### Instructions for the task
Exclude all pictures, then copy each of the records exactly as written.

========================

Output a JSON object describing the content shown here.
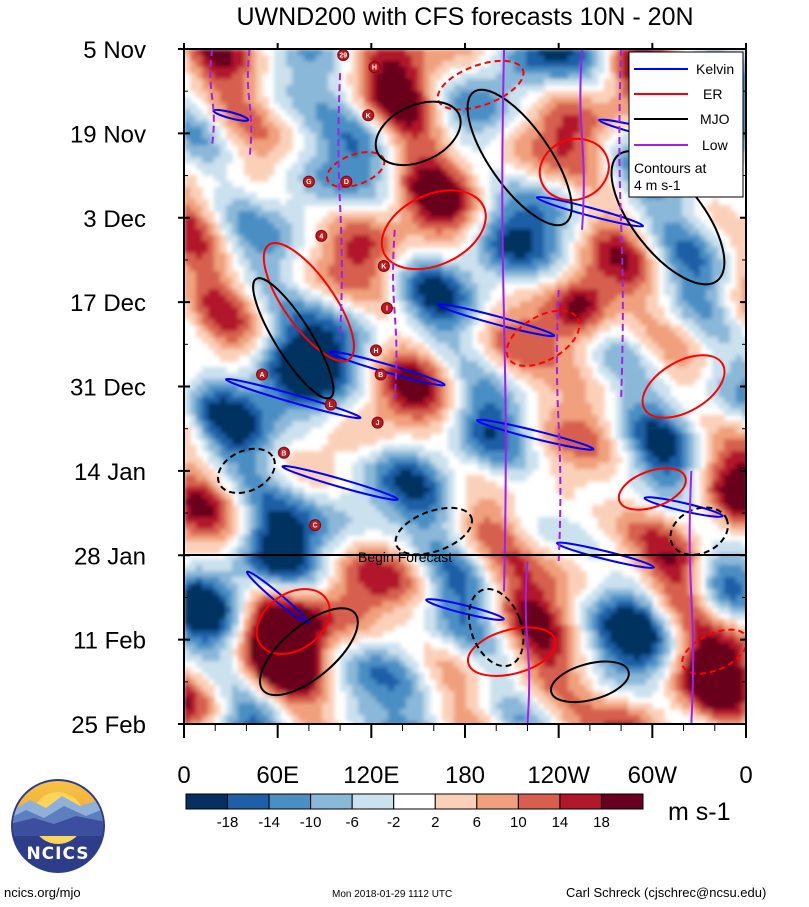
{
  "chart_data": {
    "type": "heatmap",
    "title": "UWND200 with CFS forecasts  10N - 20N",
    "y_tick_labels": [
      "5 Nov",
      "19 Nov",
      "3 Dec",
      "17 Dec",
      "31 Dec",
      "14 Jan",
      "28 Jan",
      "11 Feb",
      "25 Feb"
    ],
    "x_tick_labels": [
      "0",
      "60E",
      "120E",
      "180",
      "120W",
      "60W",
      "0"
    ],
    "x_range_deg_east": [
      0,
      360
    ],
    "y_range_days": [
      0,
      112
    ],
    "colorbar": {
      "units": "m s-1",
      "tick_labels": [
        "-18",
        "-14",
        "-10",
        "-6",
        "-2",
        "2",
        "6",
        "10",
        "14",
        "18"
      ],
      "colors": [
        "#053061",
        "#1f5fa6",
        "#4a8fc4",
        "#8ab8d8",
        "#cbe1ee",
        "#ffffff",
        "#fbd0b9",
        "#f0a07c",
        "#d6604d",
        "#b2182b",
        "#67001f"
      ]
    },
    "legend": {
      "position": "top-right",
      "entries": [
        {
          "name": "Kelvin",
          "color": "#0000ff"
        },
        {
          "name": "ER",
          "color": "#ff0000"
        },
        {
          "name": "MJO",
          "color": "#000000"
        },
        {
          "name": "Low",
          "color": "#a020f0"
        }
      ],
      "note_line1": "Contours at",
      "note_line2": "4 m s-1"
    },
    "forecast_start_label": "Begin Forecast",
    "forecast_start_day": 84,
    "storm_markers": [
      "29",
      "H",
      "K",
      "G",
      "D",
      "4",
      "K",
      "I",
      "H",
      "A",
      "B",
      "L",
      "J",
      "B",
      "C"
    ]
  },
  "logo": {
    "text": "NCICS"
  },
  "footer": {
    "left": "ncics.org/mjo",
    "center": "Mon 2018-01-29 1112 UTC",
    "right": "Carl Schreck (cjschrec@ncsu.edu)"
  }
}
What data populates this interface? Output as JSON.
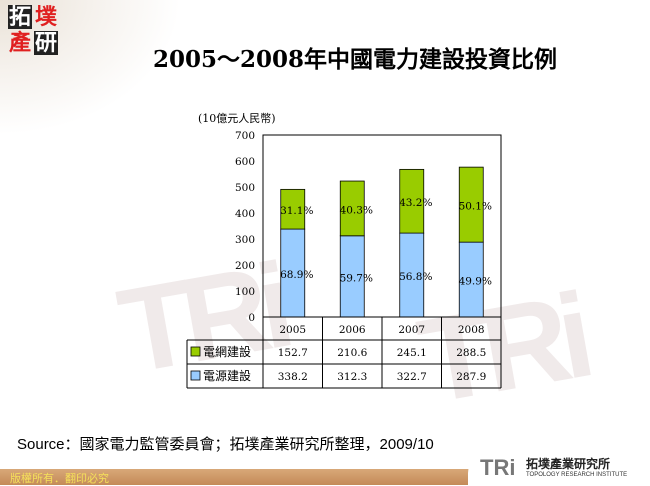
{
  "logo": {
    "chars": [
      "拓",
      "墣",
      "產",
      "研"
    ]
  },
  "title": "2005～2008年中國電力建設投資比例",
  "chart_data": {
    "type": "stacked-bar",
    "ylabel": "(10億元人民幣)",
    "ylim": [
      0,
      700
    ],
    "yticks": [
      0,
      100,
      200,
      300,
      400,
      500,
      600,
      700
    ],
    "categories": [
      "2005",
      "2006",
      "2007",
      "2008"
    ],
    "series": [
      {
        "name": "電源建設",
        "values": [
          338.2,
          312.3,
          322.7,
          287.9
        ],
        "labels": [
          "68.9%",
          "59.7%",
          "56.8%",
          "49.9%"
        ],
        "color": "#99ccff"
      },
      {
        "name": "電網建設",
        "values": [
          152.7,
          210.6,
          245.1,
          288.5
        ],
        "labels": [
          "31.1%",
          "40.3%",
          "43.2%",
          "50.1%"
        ],
        "color": "#99cc00"
      }
    ],
    "table_rows": [
      {
        "name": "電網建設",
        "values": [
          "152.7",
          "210.6",
          "245.1",
          "288.5"
        ],
        "color": "#99cc00"
      },
      {
        "name": "電源建設",
        "values": [
          "338.2",
          "312.3",
          "322.7",
          "287.9"
        ],
        "color": "#99ccff"
      }
    ]
  },
  "source": "Source：國家電力監管委員會；拓墣產業研究所整理，2009/10",
  "footer": {
    "copyright": "版權所有．翻印必究",
    "tri_mark": "TRi",
    "tri_cn": "拓墣產業研究所",
    "tri_en": "TOPOLOGY RESEARCH INSTITUTE"
  }
}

========================

### Exercise response
Output a JSON object describing the content shown here.
{
  "chart_data": {
    "type": "heatmap",
    "title": "UWND200 with CFS forecasts  10N - 20N",
    "y_tick_labels": [
      "5 Nov",
      "19 Nov",
      "3 Dec",
      "17 Dec",
      "31 Dec",
      "14 Jan",
      "28 Jan",
      "11 Feb",
      "25 Feb"
    ],
    "x_tick_labels": [
      "0",
      "60E",
      "120E",
      "180",
      "120W",
      "60W",
      "0"
    ],
    "x_range_deg_east": [
      0,
      360
    ],
    "y_range_days": [
      0,
      112
    ],
    "colorbar": {
      "units": "m s-1",
      "tick_labels": [
        "-18",
        "-14",
        "-10",
        "-6",
        "-2",
        "2",
        "6",
        "10",
        "14",
        "18"
      ],
      "colors": [
        "#053061",
        "#1f5fa6",
        "#4a8fc4",
        "#8ab8d8",
        "#cbe1ee",
        "#ffffff",
        "#fbd0b9",
        "#f0a07c",
        "#d6604d",
        "#b2182b",
        "#67001f"
      ]
    },
    "legend": {
      "position": "top-right",
      "entries": [
        {
          "name": "Kelvin",
          "color": "#0000ff"
        },
        {
          "name": "ER",
          "color": "#ff0000"
        },
        {
          "name": "MJO",
          "color": "#000000"
        },
        {
          "name": "Low",
          "color": "#a020f0"
        }
      ],
      "note_line1": "Contours at",
      "note_line2": "4 m s-1"
    },
    "forecast_start_label": "Begin Forecast",
    "forecast_start_day": 84,
    "storm_markers": [
      "29",
      "H",
      "K",
      "G",
      "D",
      "4",
      "K",
      "I",
      "H",
      "A",
      "B",
      "L",
      "J",
      "B",
      "C"
    ]
  },
  "logo": {
    "text": "NCICS"
  },
  "footer": {
    "left": "ncics.org/mjo",
    "center": "Mon 2018-01-29 1112 UTC",
    "right": "Carl Schreck (cjschrec@ncsu.edu)"
  }
}
What data populates this interface? Output as JSON.
{
  "logo": {
    "chars": [
      "拓",
      "墣",
      "產",
      "研"
    ]
  },
  "title": "2005～2008年中國電力建設投資比例",
  "chart_data": {
    "type": "stacked-bar",
    "ylabel": "(10億元人民幣)",
    "ylim": [
      0,
      700
    ],
    "yticks": [
      0,
      100,
      200,
      300,
      400,
      500,
      600,
      700
    ],
    "categories": [
      "2005",
      "2006",
      "2007",
      "2008"
    ],
    "series": [
      {
        "name": "電源建設",
        "values": [
          338.2,
          312.3,
          322.7,
          287.9
        ],
        "labels": [
          "68.9%",
          "59.7%",
          "56.8%",
          "49.9%"
        ],
        "color": "#99ccff"
      },
      {
        "name": "電網建設",
        "values": [
          152.7,
          210.6,
          245.1,
          288.5
        ],
        "labels": [
          "31.1%",
          "40.3%",
          "43.2%",
          "50.1%"
        ],
        "color": "#99cc00"
      }
    ],
    "table_rows": [
      {
        "name": "電網建設",
        "values": [
          "152.7",
          "210.6",
          "245.1",
          "288.5"
        ],
        "color": "#99cc00"
      },
      {
        "name": "電源建設",
        "values": [
          "338.2",
          "312.3",
          "322.7",
          "287.9"
        ],
        "color": "#99ccff"
      }
    ]
  },
  "source": "Source：國家電力監管委員會；拓墣產業研究所整理，2009/10",
  "footer": {
    "copyright": "版權所有．翻印必究",
    "tri_mark": "TRi",
    "tri_cn": "拓墣產業研究所",
    "tri_en": "TOPOLOGY RESEARCH INSTITUTE"
  }
}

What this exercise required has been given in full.